══ Recorded data

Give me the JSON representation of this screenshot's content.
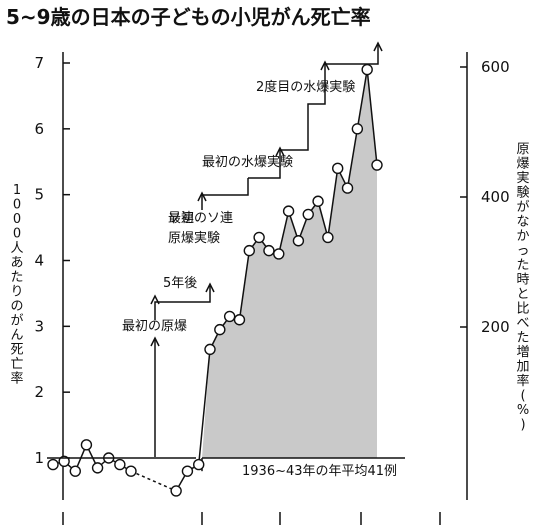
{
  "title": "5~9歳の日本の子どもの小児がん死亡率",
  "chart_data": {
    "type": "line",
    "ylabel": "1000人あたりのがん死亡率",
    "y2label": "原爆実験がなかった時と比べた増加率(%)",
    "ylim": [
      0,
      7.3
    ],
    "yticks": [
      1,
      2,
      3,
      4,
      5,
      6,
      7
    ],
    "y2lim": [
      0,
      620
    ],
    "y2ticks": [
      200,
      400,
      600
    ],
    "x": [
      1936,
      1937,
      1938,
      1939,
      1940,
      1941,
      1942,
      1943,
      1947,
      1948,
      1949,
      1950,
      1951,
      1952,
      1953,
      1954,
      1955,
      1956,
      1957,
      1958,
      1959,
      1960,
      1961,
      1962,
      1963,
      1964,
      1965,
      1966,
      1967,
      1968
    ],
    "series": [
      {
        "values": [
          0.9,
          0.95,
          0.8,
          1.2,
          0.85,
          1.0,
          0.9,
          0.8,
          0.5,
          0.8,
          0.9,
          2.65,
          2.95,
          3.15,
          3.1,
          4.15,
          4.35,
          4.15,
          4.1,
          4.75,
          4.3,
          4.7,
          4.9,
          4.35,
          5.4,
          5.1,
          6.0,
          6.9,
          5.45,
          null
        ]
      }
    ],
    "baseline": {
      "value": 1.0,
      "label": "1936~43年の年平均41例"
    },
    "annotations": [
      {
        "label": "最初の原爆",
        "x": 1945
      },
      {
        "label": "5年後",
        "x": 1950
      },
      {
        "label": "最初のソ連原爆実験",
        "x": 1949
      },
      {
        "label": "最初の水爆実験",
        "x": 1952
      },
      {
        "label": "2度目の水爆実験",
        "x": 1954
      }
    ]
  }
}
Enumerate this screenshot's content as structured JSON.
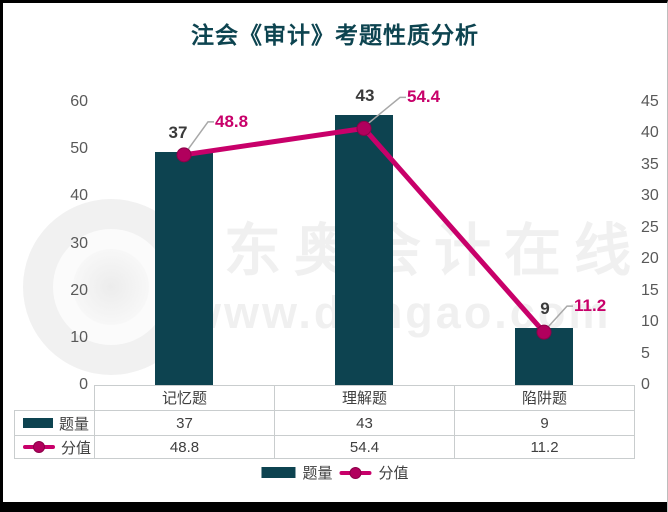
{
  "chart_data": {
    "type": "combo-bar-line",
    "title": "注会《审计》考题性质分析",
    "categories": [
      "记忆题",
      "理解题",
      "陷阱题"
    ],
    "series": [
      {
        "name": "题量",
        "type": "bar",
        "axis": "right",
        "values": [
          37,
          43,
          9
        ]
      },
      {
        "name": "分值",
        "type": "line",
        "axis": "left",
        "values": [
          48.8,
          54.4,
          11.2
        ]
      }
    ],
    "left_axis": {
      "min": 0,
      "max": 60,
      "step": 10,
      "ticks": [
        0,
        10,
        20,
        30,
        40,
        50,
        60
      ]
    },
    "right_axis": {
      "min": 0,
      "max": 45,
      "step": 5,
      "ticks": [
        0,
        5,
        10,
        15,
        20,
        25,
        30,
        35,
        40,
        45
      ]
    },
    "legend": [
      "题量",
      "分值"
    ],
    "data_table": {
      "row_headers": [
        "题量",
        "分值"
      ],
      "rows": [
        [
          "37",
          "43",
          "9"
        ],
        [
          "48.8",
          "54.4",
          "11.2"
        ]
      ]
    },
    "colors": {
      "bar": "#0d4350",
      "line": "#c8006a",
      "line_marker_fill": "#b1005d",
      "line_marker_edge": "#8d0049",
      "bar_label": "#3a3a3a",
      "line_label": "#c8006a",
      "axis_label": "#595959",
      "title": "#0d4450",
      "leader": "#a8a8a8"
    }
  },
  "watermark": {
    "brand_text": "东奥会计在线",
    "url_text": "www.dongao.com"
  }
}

════

*The problem*
For each line above that contains the word "JSON", copy that line.

*Solution for this problem*
Give me the JSON representation of this screenshot's content.
Enumerate this screenshot's content as structured JSON.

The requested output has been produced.